INSTRUCTIONS TO FOLLOW: Your answer must consist solely of the line containing "What data was" and each line after it through the end of the data, copied exactly.

STUDY MATERIAL:
<<<<

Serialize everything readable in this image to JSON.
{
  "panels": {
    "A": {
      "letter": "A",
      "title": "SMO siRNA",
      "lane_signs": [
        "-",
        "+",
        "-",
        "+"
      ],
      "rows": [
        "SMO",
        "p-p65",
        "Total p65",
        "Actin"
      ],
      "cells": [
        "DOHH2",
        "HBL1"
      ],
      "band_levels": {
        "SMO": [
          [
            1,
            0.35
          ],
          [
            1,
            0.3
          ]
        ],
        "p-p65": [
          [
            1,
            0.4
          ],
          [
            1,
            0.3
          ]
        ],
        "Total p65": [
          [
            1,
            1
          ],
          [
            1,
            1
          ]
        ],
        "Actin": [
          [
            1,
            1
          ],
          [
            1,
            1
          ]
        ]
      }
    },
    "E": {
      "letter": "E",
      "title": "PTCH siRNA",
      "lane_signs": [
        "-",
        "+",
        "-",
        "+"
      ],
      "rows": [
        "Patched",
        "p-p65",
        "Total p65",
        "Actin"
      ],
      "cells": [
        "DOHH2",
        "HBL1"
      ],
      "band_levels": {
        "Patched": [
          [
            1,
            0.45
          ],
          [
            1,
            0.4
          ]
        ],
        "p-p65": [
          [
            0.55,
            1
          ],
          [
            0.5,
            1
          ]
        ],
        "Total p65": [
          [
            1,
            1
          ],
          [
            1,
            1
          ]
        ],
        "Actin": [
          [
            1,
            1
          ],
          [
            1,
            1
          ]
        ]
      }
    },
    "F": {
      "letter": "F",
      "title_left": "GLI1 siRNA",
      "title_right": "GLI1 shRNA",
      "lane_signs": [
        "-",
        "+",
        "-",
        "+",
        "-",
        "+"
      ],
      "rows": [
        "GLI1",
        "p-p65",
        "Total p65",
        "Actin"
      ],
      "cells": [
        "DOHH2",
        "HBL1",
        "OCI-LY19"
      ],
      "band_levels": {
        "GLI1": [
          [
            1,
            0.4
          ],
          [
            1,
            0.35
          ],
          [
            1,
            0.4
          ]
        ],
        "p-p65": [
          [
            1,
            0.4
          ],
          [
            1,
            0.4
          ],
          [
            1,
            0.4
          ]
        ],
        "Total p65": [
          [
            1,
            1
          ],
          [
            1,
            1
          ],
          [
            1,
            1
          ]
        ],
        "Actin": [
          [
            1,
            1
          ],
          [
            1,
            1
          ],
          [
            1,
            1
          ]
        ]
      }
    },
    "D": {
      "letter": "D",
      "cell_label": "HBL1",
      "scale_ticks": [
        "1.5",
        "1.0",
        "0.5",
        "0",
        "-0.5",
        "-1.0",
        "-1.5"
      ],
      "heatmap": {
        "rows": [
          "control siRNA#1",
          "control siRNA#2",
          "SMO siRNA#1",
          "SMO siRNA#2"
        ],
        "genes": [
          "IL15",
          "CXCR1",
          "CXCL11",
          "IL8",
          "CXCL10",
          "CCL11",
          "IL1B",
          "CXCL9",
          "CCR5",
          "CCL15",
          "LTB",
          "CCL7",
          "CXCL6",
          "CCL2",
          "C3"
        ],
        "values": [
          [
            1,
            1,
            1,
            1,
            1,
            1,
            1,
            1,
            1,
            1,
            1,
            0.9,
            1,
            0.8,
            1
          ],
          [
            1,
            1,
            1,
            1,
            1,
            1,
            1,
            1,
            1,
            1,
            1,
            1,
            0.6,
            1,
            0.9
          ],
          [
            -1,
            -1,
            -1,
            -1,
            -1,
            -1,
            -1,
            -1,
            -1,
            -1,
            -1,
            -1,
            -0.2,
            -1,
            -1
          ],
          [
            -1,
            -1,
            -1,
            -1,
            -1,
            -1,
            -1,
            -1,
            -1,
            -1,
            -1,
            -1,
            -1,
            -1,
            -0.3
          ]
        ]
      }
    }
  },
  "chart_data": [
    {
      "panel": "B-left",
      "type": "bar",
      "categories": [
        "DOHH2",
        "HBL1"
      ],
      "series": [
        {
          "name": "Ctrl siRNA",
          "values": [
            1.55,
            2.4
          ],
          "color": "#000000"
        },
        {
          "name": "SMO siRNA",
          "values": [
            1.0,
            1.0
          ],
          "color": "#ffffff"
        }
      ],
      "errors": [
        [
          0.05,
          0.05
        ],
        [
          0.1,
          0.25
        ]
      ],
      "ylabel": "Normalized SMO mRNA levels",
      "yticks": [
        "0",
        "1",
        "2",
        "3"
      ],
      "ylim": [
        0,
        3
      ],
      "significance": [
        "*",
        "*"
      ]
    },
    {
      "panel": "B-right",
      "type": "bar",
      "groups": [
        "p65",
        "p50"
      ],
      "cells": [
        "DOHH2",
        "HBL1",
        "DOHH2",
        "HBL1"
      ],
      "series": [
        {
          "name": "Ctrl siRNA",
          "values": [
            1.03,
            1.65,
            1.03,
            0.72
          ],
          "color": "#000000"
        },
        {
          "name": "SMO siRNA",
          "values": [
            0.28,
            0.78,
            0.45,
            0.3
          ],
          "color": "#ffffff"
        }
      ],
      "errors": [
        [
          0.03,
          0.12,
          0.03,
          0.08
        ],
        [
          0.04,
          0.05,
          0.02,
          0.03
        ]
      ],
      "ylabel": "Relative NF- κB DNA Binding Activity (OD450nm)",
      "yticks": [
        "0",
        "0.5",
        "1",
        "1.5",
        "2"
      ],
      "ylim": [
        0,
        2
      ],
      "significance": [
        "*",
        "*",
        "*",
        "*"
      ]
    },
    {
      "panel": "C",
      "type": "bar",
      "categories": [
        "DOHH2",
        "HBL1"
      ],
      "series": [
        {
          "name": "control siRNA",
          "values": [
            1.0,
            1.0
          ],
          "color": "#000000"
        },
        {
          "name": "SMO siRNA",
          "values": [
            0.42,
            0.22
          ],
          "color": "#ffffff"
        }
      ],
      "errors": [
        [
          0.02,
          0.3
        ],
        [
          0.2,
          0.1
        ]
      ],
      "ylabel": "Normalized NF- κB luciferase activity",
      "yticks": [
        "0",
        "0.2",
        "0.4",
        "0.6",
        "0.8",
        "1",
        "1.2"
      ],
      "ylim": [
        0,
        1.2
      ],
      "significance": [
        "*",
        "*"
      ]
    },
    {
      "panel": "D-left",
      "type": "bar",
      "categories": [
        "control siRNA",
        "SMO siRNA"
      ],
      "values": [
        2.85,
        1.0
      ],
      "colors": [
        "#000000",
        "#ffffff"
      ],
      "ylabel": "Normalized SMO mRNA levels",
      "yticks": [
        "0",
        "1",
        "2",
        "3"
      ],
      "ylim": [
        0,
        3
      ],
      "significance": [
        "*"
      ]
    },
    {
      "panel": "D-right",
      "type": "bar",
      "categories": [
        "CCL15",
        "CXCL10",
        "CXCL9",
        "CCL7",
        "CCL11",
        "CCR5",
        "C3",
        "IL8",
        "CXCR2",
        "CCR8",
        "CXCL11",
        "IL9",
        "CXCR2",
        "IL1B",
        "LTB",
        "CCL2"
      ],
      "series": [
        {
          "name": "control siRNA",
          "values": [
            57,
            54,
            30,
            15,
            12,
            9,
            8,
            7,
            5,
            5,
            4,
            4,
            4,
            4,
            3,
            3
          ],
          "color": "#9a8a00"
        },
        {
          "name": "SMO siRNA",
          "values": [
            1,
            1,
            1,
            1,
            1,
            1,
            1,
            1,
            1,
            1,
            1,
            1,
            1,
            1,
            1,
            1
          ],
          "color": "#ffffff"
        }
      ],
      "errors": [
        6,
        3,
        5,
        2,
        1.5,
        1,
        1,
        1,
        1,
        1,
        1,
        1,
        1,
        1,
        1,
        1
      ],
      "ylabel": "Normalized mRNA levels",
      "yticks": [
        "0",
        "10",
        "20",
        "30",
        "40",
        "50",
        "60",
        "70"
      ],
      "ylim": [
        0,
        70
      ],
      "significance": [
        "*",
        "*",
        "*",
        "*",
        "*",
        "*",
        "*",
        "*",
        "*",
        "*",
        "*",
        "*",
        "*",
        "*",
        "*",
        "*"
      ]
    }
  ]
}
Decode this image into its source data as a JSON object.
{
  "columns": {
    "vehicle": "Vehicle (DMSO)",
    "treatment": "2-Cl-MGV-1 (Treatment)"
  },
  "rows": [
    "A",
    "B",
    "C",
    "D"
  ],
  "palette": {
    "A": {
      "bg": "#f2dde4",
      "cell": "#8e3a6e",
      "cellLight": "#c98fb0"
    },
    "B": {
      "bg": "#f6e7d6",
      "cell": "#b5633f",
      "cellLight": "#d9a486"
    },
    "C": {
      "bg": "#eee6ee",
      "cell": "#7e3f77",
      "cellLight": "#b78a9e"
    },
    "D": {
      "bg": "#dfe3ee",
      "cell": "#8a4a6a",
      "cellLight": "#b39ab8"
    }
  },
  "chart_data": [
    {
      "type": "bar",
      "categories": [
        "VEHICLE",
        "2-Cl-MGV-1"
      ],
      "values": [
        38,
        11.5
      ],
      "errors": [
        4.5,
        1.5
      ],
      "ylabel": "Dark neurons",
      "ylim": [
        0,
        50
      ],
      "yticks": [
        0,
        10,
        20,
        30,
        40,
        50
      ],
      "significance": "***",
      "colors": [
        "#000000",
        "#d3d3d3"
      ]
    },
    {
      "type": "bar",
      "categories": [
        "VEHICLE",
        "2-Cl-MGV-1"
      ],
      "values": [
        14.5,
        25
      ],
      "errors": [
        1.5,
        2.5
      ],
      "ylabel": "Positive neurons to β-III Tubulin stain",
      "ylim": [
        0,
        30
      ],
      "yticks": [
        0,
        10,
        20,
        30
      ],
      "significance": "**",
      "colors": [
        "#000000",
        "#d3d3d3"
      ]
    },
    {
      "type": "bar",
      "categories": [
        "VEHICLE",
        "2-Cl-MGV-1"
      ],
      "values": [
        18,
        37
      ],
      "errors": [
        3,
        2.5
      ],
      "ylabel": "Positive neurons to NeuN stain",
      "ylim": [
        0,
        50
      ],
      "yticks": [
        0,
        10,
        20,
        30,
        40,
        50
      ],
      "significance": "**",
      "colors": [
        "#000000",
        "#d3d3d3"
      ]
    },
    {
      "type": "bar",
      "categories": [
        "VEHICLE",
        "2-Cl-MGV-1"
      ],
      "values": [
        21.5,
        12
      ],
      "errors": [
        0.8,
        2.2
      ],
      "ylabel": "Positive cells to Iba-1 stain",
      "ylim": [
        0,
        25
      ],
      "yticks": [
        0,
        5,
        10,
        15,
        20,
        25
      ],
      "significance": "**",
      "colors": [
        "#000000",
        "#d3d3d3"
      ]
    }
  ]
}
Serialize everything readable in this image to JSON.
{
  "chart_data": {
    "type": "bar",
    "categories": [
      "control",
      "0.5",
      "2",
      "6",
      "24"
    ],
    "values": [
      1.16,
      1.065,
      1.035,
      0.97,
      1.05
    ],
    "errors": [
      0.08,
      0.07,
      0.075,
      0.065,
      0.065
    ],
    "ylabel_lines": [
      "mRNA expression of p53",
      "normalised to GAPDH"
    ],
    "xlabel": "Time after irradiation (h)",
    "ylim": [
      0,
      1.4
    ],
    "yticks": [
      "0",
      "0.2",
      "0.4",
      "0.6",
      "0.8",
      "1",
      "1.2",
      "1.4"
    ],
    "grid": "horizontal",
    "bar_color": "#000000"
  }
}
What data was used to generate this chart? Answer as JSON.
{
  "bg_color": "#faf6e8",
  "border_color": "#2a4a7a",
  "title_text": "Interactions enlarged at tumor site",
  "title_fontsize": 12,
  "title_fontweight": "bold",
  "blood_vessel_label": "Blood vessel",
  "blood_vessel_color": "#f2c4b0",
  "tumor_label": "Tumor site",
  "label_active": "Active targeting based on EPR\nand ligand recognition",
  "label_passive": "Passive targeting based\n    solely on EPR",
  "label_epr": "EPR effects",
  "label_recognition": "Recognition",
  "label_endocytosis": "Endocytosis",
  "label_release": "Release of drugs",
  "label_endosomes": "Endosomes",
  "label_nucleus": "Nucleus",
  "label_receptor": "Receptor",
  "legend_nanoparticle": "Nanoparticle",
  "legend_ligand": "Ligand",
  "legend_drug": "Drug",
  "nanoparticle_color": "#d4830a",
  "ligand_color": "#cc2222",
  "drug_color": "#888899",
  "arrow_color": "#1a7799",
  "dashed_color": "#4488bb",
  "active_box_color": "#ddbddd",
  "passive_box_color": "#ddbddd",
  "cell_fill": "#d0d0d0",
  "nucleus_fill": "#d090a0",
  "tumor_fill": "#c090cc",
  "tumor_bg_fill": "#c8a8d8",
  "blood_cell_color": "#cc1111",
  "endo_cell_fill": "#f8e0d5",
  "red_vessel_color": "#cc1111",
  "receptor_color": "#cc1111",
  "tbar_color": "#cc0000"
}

>>>>

ANSWER BOX:
What data was used to generate this chart? Answer as JSON.
{
  "bg_color": "#faf6e8",
  "border_color": "#2a4a7a",
  "title_text": "Interactions enlarged at tumor site",
  "title_fontsize": 12,
  "title_fontweight": "bold",
  "blood_vessel_label": "Blood vessel",
  "blood_vessel_color": "#f2c4b0",
  "tumor_label": "Tumor site",
  "label_active": "Active targeting based on EPR\nand ligand recognition",
  "label_passive": "Passive targeting based\n    solely on EPR",
  "label_epr": "EPR effects",
  "label_recognition": "Recognition",
  "label_endocytosis": "Endocytosis",
  "label_release": "Release of drugs",
  "label_endosomes": "Endosomes",
  "label_nucleus": "Nucleus",
  "label_receptor": "Receptor",
  "legend_nanoparticle": "Nanoparticle",
  "legend_ligand": "Ligand",
  "legend_drug": "Drug",
  "nanoparticle_color": "#d4830a",
  "ligand_color": "#cc2222",
  "drug_color": "#888899",
  "arrow_color": "#1a7799",
  "dashed_color": "#4488bb",
  "active_box_color": "#ddbddd",
  "passive_box_color": "#ddbddd",
  "cell_fill": "#d0d0d0",
  "nucleus_fill": "#d090a0",
  "tumor_fill": "#c090cc",
  "tumor_bg_fill": "#c8a8d8",
  "blood_cell_color": "#cc1111",
  "endo_cell_fill": "#f8e0d5",
  "red_vessel_color": "#cc1111",
  "receptor_color": "#cc1111",
  "tbar_color": "#cc0000"
}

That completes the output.